Travail demandé
a: Transcrivez le passage de l'extrait sur le recueil consacré aux oiseaux, depuis « Que peut dès » jusqu'à « enfantine et spontanée. » inclus.
b: Prolongez le texte sur le recueil poétique consacré aux oiseaux en reprenant juste après sa dernière phrase.

Extrait fourni
Parallèlement, la dimension sonore est mise en avant, à commencer par les références explicites aux musiciens des oiseaux : Prokofiev, Rameau, Hahn, Sculthorpe ou Saint-Saëns… La langue chante, « ça piaille craquette criaille », le « chœur des oiseaux » scande les strophes du recueil dans l’évidence visuelle et sonore d’une aube nouvelle. En prenant pour prélude la célèbre flûte de Pierre et le loup, Albertine Benedetto installe son motif aviaire et enfantin : « en quelques notes/ l’enfance revient ».
Cette enfance « sans cervelle » qu’on appelle de nos vœux, si proche de « l’entêtement futile des oiseaux ». Et nous voilà rêvant à ces oiseaux-enfants si éloignés de ce que nous sommes devenus,
« ne sachant voler / qu’avec de lourds jouets »
L’homme devenu si pesant (« nos carcasses/rivées/à la pesanteur ») qu’il en vient à nuire à l’oiseau :
« imagine qu’ils se prennent les ailes/ dans nos câbles nos lignes/ nos rails nos machines/ l’espace saturé de notre déraison ».
Que peut dès lors la langue poétique face à celle des oiseaux ? Loin d’être la tentative vaine d’une transposition verbale, le chant se mue plutôt en champ de réflexion sur l’incapacité humaine à s’inspirer des trilles et autres ramages : « la langue échoue devant la grâce/se met à écorcher l’air/d’être pesante et terre à terre ». Mystérieuse langue de l’oiseau, « comme un appel/jamais déchiffré », mais terriblement féconde comme la voix du rossignol qui « ensemence le chant », langue qui se nourrit d’elle-même, impénétrable et pourtant reconnaissable. La fécondité de l’oiseau-poète apparaît alors dans toute sa créativité enfantine et spontanée.

Matériel fourni
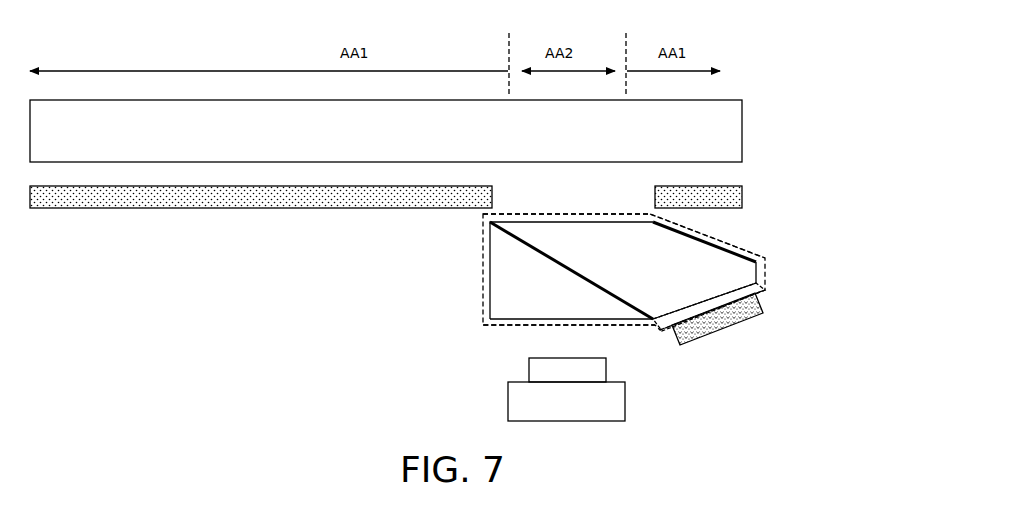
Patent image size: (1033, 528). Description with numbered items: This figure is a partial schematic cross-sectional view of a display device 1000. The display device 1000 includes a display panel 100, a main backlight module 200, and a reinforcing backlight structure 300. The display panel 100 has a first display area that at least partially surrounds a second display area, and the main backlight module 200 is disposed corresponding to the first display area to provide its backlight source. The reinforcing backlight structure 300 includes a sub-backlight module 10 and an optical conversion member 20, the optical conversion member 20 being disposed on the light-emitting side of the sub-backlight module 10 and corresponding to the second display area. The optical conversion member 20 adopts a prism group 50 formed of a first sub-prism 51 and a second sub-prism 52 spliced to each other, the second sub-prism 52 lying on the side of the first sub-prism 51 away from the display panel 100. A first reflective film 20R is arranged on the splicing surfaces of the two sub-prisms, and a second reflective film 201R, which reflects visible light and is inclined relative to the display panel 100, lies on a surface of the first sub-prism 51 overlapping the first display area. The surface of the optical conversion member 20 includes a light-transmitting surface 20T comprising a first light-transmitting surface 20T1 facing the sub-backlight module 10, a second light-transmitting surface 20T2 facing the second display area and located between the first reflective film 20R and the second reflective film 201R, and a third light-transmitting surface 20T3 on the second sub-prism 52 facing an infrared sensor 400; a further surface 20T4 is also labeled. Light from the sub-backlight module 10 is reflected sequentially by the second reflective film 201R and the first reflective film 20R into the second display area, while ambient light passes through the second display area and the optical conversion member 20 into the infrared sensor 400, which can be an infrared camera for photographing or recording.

The display device 1000 is at (664, 24).
The display panel 100 is at (730, 131).
The main backlight module 200 is at (730, 200).
The reinforcing backlight structure 300 is at (215, 219).
The sub-backlight module 10 is at (743, 318).
The optical conversion member 20 is at (665, 330).
The light-transmitting surface 20T is at (215, 286).
The first light-transmitting surface 20T1 is at (765, 300).
The second light-transmitting surface 20T2 is at (540, 221).
The third light-transmitting surface 20T3 is at (523, 319).
The fourth surface of light guide member 20T4 is at (700, 243).
The first reflective film 20R is at (602, 288).
The second reflective film 201R is at (700, 232).
The prism group 50 is at (204, 379).
The first sub-prism 51 is at (720, 266).
The second sub-prism 52 is at (507, 260).
The infrared sensor 400 is at (626, 393).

Réponses par consigne
a:
Que peut dès lors la langue poétique face à celle des oiseaux ? Loin d’être la tentative vaine d’une transposition verbale, le chant se mue plutôt en champ de réflexion sur l’incapacité humaine à s’inspirer des trilles et autres ramages : « la langue échoue devant la grâce/se met à écorcher l’air/d’être pesante et terre à terre ». Mystérieuse langue de l’oiseau, « comme un appel/jamais déchiffré », mais terriblement féconde comme la voix du rossignol qui « ensemence le chant », langue qui se nourrit d’elle-même, impénétrable et pourtant reconnaissable. La fécondité de l’oiseau-poète apparaît alors dans toute sa créativité enfantine et spontanée.

b:
A l’image du cygne mallarméen, ces oiseaux signifient. « Journée sous le signe du passereau/trouvé ce matin mort sur le trottoir/de la mort commune des moineaux ». Ils sont légers et fragiles et nous rappellent, comme le rouge-gorge enterré des pages terminales, que passe le temps « qui jaunit tout ». « Le rouge-gorge ce matin / en allé sous la terre (d’une main pieuse tu as gratté le sol/ couché la dépouille sous les feuilles l’œil vide/ pattes raidies sous la paroi de la mort)/ son ombre aveugle le jardin. »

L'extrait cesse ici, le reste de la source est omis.